Work to do:
Transcribe the records that follow in their entirety, omitting any pictures.
+++ Provided entries +++
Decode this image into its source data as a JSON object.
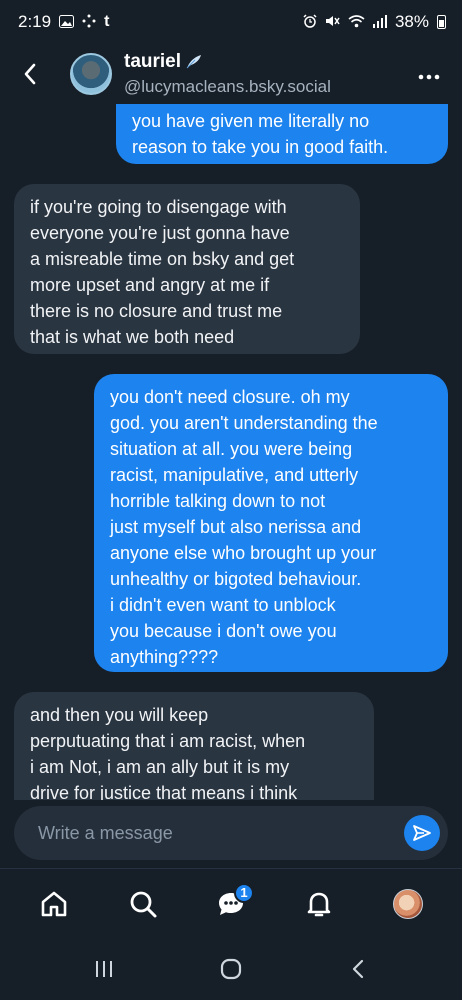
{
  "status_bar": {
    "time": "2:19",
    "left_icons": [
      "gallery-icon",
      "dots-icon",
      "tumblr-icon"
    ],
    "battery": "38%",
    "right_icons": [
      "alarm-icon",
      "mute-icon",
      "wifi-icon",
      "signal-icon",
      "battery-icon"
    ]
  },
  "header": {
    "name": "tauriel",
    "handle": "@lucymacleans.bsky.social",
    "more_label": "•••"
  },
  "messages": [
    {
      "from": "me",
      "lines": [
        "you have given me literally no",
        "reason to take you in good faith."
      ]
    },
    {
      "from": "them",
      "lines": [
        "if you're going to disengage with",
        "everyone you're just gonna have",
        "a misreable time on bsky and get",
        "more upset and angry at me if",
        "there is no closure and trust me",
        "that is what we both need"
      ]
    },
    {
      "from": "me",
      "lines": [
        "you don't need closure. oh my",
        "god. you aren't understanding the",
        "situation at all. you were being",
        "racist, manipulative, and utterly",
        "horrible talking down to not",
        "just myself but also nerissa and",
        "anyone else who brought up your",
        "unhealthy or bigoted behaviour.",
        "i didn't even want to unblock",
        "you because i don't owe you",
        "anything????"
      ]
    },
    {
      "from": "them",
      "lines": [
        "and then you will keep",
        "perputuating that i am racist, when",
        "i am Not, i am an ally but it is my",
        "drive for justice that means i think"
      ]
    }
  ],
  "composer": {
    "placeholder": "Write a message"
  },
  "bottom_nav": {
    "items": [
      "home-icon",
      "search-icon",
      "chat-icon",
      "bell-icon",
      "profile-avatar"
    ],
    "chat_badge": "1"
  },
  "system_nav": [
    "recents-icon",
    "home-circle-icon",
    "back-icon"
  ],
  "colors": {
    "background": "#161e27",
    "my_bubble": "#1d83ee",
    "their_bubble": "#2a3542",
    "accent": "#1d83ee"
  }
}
+++
Correct answer:
Decode this image into its source data as a JSON object.
{
  "status_bar": {
    "time": "2:19",
    "left_icons": [
      "gallery-icon",
      "dots-icon",
      "tumblr-icon"
    ],
    "battery": "38%",
    "right_icons": [
      "alarm-icon",
      "mute-icon",
      "wifi-icon",
      "signal-icon",
      "battery-icon"
    ]
  },
  "header": {
    "name": "tauriel",
    "handle": "@lucymacleans.bsky.social",
    "more_label": "•••"
  },
  "messages": [
    {
      "from": "me",
      "lines": [
        "you have given me literally no",
        "reason to take you in good faith."
      ]
    },
    {
      "from": "them",
      "lines": [
        "if you're going to disengage with",
        "everyone you're just gonna have",
        "a misreable time on bsky and get",
        "more upset and angry at me if",
        "there is no closure and trust me",
        "that is what we both need"
      ]
    },
    {
      "from": "me",
      "lines": [
        "you don't need closure. oh my",
        "god. you aren't understanding the",
        "situation at all. you were being",
        "racist, manipulative, and utterly",
        "horrible talking down to not",
        "just myself but also nerissa and",
        "anyone else who brought up your",
        "unhealthy or bigoted behaviour.",
        "i didn't even want to unblock",
        "you because i don't owe you",
        "anything????"
      ]
    },
    {
      "from": "them",
      "lines": [
        "and then you will keep",
        "perputuating that i am racist, when",
        "i am Not, i am an ally but it is my",
        "drive for justice that means i think"
      ]
    }
  ],
  "composer": {
    "placeholder": "Write a message"
  },
  "bottom_nav": {
    "items": [
      "home-icon",
      "search-icon",
      "chat-icon",
      "bell-icon",
      "profile-avatar"
    ],
    "chat_badge": "1"
  },
  "system_nav": [
    "recents-icon",
    "home-circle-icon",
    "back-icon"
  ],
  "colors": {
    "background": "#161e27",
    "my_bubble": "#1d83ee",
    "their_bubble": "#2a3542",
    "accent": "#1d83ee"
  }
}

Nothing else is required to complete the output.